--- start DATA FOR PROCESSING ---

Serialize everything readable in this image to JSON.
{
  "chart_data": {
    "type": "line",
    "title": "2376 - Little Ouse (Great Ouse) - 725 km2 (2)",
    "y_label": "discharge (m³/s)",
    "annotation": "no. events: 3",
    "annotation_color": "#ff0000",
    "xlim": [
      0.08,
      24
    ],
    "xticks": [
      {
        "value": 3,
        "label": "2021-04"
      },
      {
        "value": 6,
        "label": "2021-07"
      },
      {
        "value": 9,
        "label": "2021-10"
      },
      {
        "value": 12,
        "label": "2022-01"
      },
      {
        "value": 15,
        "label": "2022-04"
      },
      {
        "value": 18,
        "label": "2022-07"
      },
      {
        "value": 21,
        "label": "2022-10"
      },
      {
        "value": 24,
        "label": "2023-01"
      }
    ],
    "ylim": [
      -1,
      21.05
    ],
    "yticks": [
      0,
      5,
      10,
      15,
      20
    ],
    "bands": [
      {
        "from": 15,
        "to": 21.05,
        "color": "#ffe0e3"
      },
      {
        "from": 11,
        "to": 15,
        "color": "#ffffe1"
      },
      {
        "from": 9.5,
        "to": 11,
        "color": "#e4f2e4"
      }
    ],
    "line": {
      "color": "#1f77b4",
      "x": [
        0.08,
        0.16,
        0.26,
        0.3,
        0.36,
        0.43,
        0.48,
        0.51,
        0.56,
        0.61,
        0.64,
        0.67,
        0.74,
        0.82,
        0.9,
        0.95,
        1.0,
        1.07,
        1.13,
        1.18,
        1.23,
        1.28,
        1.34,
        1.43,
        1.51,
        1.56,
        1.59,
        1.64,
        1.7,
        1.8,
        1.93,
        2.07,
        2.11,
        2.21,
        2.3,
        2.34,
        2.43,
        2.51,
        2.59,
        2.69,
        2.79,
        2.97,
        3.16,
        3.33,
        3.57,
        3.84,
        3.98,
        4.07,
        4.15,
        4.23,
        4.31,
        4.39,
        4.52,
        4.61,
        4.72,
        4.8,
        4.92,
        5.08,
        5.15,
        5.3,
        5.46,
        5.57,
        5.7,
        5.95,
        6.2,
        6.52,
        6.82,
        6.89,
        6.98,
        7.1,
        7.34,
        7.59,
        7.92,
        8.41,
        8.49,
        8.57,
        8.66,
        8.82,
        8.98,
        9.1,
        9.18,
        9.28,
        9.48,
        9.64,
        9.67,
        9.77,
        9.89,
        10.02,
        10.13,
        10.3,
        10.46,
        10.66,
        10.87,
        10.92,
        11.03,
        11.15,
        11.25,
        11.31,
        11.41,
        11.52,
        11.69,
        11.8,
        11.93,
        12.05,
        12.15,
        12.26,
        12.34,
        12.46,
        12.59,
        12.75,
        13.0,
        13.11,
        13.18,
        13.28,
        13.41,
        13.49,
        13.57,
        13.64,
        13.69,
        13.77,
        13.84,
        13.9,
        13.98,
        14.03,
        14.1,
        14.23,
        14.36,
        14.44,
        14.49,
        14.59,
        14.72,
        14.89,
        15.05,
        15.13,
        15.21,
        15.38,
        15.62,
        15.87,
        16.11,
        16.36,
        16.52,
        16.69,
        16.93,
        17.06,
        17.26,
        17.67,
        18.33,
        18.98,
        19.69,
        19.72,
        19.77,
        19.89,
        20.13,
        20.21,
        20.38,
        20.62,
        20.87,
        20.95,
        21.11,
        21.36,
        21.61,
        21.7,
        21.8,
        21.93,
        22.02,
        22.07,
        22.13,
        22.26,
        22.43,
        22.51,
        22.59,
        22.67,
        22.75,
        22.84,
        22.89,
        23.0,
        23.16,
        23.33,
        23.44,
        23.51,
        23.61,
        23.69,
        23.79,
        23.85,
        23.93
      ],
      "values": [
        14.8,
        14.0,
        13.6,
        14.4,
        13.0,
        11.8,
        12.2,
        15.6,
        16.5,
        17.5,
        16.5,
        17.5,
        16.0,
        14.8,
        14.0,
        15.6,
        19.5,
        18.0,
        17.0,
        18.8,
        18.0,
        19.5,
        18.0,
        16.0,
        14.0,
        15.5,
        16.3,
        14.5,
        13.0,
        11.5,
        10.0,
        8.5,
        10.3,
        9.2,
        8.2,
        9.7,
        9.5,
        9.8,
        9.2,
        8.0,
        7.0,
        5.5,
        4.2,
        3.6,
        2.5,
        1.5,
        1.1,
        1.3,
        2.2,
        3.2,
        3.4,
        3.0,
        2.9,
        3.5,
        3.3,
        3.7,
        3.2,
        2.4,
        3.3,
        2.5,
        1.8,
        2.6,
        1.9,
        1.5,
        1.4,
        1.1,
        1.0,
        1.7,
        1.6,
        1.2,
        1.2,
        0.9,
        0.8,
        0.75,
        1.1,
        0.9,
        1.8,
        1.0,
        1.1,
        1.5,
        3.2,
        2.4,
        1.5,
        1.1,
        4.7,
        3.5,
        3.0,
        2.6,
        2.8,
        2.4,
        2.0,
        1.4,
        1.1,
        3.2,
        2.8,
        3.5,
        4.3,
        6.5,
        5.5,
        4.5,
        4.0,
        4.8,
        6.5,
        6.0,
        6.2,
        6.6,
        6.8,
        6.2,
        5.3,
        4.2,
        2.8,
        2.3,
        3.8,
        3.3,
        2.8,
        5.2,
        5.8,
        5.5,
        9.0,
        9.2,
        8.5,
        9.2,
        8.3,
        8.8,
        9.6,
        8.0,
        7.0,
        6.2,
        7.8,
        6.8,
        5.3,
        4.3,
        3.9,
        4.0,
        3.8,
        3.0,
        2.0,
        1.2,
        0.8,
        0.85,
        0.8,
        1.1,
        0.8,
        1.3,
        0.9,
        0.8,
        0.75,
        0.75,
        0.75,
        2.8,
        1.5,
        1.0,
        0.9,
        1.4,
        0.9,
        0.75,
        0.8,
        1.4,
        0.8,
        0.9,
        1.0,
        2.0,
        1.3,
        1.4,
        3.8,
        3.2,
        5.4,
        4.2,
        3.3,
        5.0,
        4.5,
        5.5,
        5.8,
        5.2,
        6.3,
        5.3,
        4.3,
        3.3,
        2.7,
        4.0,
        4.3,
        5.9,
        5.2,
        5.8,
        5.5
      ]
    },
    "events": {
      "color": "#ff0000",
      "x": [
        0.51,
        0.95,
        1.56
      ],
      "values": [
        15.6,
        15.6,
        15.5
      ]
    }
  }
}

--- end DATA FOR PROCESSING ---

Return each entry from the material above exactly as it appears.

Serialize everything readable in this image to JSON.
{
  "chart_data": {
    "type": "line",
    "title": "2376 - Little Ouse (Great Ouse) - 725 km2 (2)",
    "y_label": "discharge (m³/s)",
    "annotation": "no. events: 3",
    "annotation_color": "#ff0000",
    "xlim": [
      0.08,
      24
    ],
    "xticks": [
      {
        "value": 3,
        "label": "2021-04"
      },
      {
        "value": 6,
        "label": "2021-07"
      },
      {
        "value": 9,
        "label": "2021-10"
      },
      {
        "value": 12,
        "label": "2022-01"
      },
      {
        "value": 15,
        "label": "2022-04"
      },
      {
        "value": 18,
        "label": "2022-07"
      },
      {
        "value": 21,
        "label": "2022-10"
      },
      {
        "value": 24,
        "label": "2023-01"
      }
    ],
    "ylim": [
      -1,
      21.05
    ],
    "yticks": [
      0,
      5,
      10,
      15,
      20
    ],
    "bands": [
      {
        "from": 15,
        "to": 21.05,
        "color": "#ffe0e3"
      },
      {
        "from": 11,
        "to": 15,
        "color": "#ffffe1"
      },
      {
        "from": 9.5,
        "to": 11,
        "color": "#e4f2e4"
      }
    ],
    "line": {
      "color": "#1f77b4",
      "x": [
        0.08,
        0.16,
        0.26,
        0.3,
        0.36,
        0.43,
        0.48,
        0.51,
        0.56,
        0.61,
        0.64,
        0.67,
        0.74,
        0.82,
        0.9,
        0.95,
        1.0,
        1.07,
        1.13,
        1.18,
        1.23,
        1.28,
        1.34,
        1.43,
        1.51,
        1.56,
        1.59,
        1.64,
        1.7,
        1.8,
        1.93,
        2.07,
        2.11,
        2.21,
        2.3,
        2.34,
        2.43,
        2.51,
        2.59,
        2.69,
        2.79,
        2.97,
        3.16,
        3.33,
        3.57,
        3.84,
        3.98,
        4.07,
        4.15,
        4.23,
        4.31,
        4.39,
        4.52,
        4.61,
        4.72,
        4.8,
        4.92,
        5.08,
        5.15,
        5.3,
        5.46,
        5.57,
        5.7,
        5.95,
        6.2,
        6.52,
        6.82,
        6.89,
        6.98,
        7.1,
        7.34,
        7.59,
        7.92,
        8.41,
        8.49,
        8.57,
        8.66,
        8.82,
        8.98,
        9.1,
        9.18,
        9.28,
        9.48,
        9.64,
        9.67,
        9.77,
        9.89,
        10.02,
        10.13,
        10.3,
        10.46,
        10.66,
        10.87,
        10.92,
        11.03,
        11.15,
        11.25,
        11.31,
        11.41,
        11.52,
        11.69,
        11.8,
        11.93,
        12.05,
        12.15,
        12.26,
        12.34,
        12.46,
        12.59,
        12.75,
        13.0,
        13.11,
        13.18,
        13.28,
        13.41,
        13.49,
        13.57,
        13.64,
        13.69,
        13.77,
        13.84,
        13.9,
        13.98,
        14.03,
        14.1,
        14.23,
        14.36,
        14.44,
        14.49,
        14.59,
        14.72,
        14.89,
        15.05,
        15.13,
        15.21,
        15.38,
        15.62,
        15.87,
        16.11,
        16.36,
        16.52,
        16.69,
        16.93,
        17.06,
        17.26,
        17.67,
        18.33,
        18.98,
        19.69,
        19.72,
        19.77,
        19.89,
        20.13,
        20.21,
        20.38,
        20.62,
        20.87,
        20.95,
        21.11,
        21.36,
        21.61,
        21.7,
        21.8,
        21.93,
        22.02,
        22.07,
        22.13,
        22.26,
        22.43,
        22.51,
        22.59,
        22.67,
        22.75,
        22.84,
        22.89,
        23.0,
        23.16,
        23.33,
        23.44,
        23.51,
        23.61,
        23.69,
        23.79,
        23.85,
        23.93
      ],
      "values": [
        14.8,
        14.0,
        13.6,
        14.4,
        13.0,
        11.8,
        12.2,
        15.6,
        16.5,
        17.5,
        16.5,
        17.5,
        16.0,
        14.8,
        14.0,
        15.6,
        19.5,
        18.0,
        17.0,
        18.8,
        18.0,
        19.5,
        18.0,
        16.0,
        14.0,
        15.5,
        16.3,
        14.5,
        13.0,
        11.5,
        10.0,
        8.5,
        10.3,
        9.2,
        8.2,
        9.7,
        9.5,
        9.8,
        9.2,
        8.0,
        7.0,
        5.5,
        4.2,
        3.6,
        2.5,
        1.5,
        1.1,
        1.3,
        2.2,
        3.2,
        3.4,
        3.0,
        2.9,
        3.5,
        3.3,
        3.7,
        3.2,
        2.4,
        3.3,
        2.5,
        1.8,
        2.6,
        1.9,
        1.5,
        1.4,
        1.1,
        1.0,
        1.7,
        1.6,
        1.2,
        1.2,
        0.9,
        0.8,
        0.75,
        1.1,
        0.9,
        1.8,
        1.0,
        1.1,
        1.5,
        3.2,
        2.4,
        1.5,
        1.1,
        4.7,
        3.5,
        3.0,
        2.6,
        2.8,
        2.4,
        2.0,
        1.4,
        1.1,
        3.2,
        2.8,
        3.5,
        4.3,
        6.5,
        5.5,
        4.5,
        4.0,
        4.8,
        6.5,
        6.0,
        6.2,
        6.6,
        6.8,
        6.2,
        5.3,
        4.2,
        2.8,
        2.3,
        3.8,
        3.3,
        2.8,
        5.2,
        5.8,
        5.5,
        9.0,
        9.2,
        8.5,
        9.2,
        8.3,
        8.8,
        9.6,
        8.0,
        7.0,
        6.2,
        7.8,
        6.8,
        5.3,
        4.3,
        3.9,
        4.0,
        3.8,
        3.0,
        2.0,
        1.2,
        0.8,
        0.85,
        0.8,
        1.1,
        0.8,
        1.3,
        0.9,
        0.8,
        0.75,
        0.75,
        0.75,
        2.8,
        1.5,
        1.0,
        0.9,
        1.4,
        0.9,
        0.75,
        0.8,
        1.4,
        0.8,
        0.9,
        1.0,
        2.0,
        1.3,
        1.4,
        3.8,
        3.2,
        5.4,
        4.2,
        3.3,
        5.0,
        4.5,
        5.5,
        5.8,
        5.2,
        6.3,
        5.3,
        4.3,
        3.3,
        2.7,
        4.0,
        4.3,
        5.9,
        5.2,
        5.8,
        5.5
      ]
    },
    "events": {
      "color": "#ff0000",
      "x": [
        0.51,
        0.95,
        1.56
      ],
      "values": [
        15.6,
        15.6,
        15.5
      ]
    }
  }
}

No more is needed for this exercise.